▸ Aim of the task:
Render the stretch from the beginning of the records through the line containing "svg-text:R: R: [145, 480, 165, 509]", both ends included, as a Markdown table with a "Row" column for the row number and an "Entry" column for the line. Leave out blank lines.

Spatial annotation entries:
###

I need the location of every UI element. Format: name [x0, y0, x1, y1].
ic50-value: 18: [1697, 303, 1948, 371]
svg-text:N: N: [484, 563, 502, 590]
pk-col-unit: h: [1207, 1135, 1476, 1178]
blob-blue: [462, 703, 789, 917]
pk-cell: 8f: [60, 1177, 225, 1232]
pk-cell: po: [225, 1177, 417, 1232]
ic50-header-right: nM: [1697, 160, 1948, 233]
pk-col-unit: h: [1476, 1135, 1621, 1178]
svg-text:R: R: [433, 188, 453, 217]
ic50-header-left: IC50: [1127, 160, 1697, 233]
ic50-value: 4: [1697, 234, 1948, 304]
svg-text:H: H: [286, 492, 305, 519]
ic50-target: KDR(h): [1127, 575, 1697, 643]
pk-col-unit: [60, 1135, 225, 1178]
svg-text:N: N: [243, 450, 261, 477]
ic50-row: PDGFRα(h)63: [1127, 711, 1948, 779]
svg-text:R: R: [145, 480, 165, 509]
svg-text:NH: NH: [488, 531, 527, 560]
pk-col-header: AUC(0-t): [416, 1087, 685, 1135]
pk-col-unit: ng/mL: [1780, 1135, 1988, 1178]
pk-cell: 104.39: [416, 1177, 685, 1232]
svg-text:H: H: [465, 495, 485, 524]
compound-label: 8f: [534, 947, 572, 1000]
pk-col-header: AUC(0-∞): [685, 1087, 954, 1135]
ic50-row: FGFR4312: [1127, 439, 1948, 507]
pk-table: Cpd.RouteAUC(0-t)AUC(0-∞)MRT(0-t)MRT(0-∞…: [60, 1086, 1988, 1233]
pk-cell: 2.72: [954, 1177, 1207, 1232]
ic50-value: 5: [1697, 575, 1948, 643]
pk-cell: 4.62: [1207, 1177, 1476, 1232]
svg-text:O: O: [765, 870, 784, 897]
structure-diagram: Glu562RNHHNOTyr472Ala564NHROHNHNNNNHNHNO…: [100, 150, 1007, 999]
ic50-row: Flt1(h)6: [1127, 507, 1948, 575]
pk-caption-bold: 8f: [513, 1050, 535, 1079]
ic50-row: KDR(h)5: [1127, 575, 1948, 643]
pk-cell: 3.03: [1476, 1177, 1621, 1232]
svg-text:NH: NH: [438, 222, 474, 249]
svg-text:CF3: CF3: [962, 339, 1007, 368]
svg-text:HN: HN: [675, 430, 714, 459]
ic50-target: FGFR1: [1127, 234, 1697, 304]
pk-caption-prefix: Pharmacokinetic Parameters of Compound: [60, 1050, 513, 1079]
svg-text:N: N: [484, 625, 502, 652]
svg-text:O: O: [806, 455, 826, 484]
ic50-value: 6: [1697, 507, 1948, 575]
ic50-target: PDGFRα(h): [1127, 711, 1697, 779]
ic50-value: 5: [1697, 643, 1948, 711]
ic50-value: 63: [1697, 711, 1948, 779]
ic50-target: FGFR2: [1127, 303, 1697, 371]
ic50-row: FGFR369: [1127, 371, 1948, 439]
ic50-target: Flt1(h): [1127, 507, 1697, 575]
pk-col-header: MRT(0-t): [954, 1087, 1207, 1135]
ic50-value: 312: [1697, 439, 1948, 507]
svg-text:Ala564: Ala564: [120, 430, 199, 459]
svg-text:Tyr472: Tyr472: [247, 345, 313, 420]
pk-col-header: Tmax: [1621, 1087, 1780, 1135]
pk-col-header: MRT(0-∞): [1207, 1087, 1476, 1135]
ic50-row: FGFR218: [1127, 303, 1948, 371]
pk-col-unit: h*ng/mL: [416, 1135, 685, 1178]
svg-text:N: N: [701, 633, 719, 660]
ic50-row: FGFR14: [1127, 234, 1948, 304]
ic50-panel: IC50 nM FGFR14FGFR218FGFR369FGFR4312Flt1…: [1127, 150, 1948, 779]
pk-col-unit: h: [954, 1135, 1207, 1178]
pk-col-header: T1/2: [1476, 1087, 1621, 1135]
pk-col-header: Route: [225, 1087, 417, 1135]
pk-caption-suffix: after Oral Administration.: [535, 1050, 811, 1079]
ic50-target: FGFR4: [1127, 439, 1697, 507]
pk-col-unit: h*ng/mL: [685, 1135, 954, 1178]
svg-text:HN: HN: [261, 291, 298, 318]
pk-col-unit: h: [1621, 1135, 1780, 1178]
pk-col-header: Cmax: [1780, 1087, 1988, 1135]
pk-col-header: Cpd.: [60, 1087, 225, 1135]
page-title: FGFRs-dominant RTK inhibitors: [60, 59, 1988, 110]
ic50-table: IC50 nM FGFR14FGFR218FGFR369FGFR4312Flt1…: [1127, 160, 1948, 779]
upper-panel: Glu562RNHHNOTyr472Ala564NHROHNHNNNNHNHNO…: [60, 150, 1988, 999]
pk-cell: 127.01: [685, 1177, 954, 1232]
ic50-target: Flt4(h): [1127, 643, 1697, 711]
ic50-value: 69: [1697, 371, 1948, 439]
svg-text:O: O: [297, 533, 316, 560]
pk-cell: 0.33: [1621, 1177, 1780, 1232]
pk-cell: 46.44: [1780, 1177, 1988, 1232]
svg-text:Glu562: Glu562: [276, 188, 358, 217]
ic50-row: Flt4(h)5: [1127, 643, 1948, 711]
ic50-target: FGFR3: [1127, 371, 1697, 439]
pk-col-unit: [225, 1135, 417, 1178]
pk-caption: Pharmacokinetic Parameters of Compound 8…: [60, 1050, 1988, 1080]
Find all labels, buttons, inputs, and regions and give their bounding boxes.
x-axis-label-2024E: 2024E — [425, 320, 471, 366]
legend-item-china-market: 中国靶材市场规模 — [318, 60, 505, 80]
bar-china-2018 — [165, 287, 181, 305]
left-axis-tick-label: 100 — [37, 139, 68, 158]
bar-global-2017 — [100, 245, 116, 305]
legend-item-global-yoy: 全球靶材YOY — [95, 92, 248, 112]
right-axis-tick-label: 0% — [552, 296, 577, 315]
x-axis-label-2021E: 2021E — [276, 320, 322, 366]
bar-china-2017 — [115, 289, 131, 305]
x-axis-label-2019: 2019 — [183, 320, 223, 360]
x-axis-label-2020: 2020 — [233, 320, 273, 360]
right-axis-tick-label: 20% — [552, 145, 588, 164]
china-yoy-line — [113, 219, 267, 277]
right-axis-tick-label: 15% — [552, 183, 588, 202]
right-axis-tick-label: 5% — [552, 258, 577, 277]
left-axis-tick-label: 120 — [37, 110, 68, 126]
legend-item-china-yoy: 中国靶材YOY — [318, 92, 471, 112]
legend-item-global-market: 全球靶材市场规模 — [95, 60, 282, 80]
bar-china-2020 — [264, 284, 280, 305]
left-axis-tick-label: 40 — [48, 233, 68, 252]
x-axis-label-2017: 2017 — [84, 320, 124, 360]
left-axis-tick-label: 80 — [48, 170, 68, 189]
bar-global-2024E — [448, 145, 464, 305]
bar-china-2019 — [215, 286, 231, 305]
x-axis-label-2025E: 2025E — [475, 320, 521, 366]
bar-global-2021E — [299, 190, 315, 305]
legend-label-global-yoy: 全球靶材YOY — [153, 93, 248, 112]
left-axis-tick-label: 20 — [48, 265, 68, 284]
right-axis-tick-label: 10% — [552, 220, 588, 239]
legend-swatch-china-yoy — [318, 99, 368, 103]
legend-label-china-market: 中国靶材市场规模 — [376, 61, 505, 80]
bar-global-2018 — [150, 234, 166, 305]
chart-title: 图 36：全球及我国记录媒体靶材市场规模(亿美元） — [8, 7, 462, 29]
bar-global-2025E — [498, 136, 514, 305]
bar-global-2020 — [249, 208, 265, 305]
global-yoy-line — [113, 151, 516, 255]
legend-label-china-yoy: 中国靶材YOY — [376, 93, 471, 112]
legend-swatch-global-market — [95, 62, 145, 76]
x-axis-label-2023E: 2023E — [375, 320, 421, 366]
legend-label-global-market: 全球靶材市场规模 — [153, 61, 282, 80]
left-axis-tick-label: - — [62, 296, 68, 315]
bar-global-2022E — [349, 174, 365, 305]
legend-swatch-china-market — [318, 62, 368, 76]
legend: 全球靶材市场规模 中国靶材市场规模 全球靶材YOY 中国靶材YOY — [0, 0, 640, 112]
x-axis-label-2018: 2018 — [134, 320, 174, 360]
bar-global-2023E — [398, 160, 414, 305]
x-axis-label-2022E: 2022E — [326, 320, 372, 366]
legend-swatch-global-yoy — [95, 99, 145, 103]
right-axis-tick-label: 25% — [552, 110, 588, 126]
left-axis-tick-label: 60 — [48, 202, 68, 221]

###

▸ Result below:
| Row | Entry |
|---|---|
| 1 | I need the location of every UI element. Format: name [x0, y0, x1, y1]. |
| 2 | ic50-value: 18: [1697, 303, 1948, 371] |
| 3 | svg-text:N: N: [484, 563, 502, 590] |
| 4 | pk-col-unit: h: [1207, 1135, 1476, 1178] |
| 5 | blob-blue: [462, 703, 789, 917] |
| 6 | pk-cell: 8f: [60, 1177, 225, 1232] |
| 7 | pk-cell: po: [225, 1177, 417, 1232] |
| 8 | ic50-header-right: nM: [1697, 160, 1948, 233] |
| 9 | pk-col-unit: h: [1476, 1135, 1621, 1178] |
| 10 | svg-text:R: R: [433, 188, 453, 217] |
| 11 | ic50-header-left: IC50: [1127, 160, 1697, 233] |
| 12 | ic50-value: 4: [1697, 234, 1948, 304] |
| 13 | svg-text:H: H: [286, 492, 305, 519] |
| 14 | ic50-target: KDR(h): [1127, 575, 1697, 643] |
| 15 | pk-col-unit: [60, 1135, 225, 1178] |
| 16 | svg-text:N: N: [243, 450, 261, 477] |
| 17 | ic50-row: PDGFRα(h)63: [1127, 711, 1948, 779] |
| 18 | svg-text:R: R: [145, 480, 165, 509] |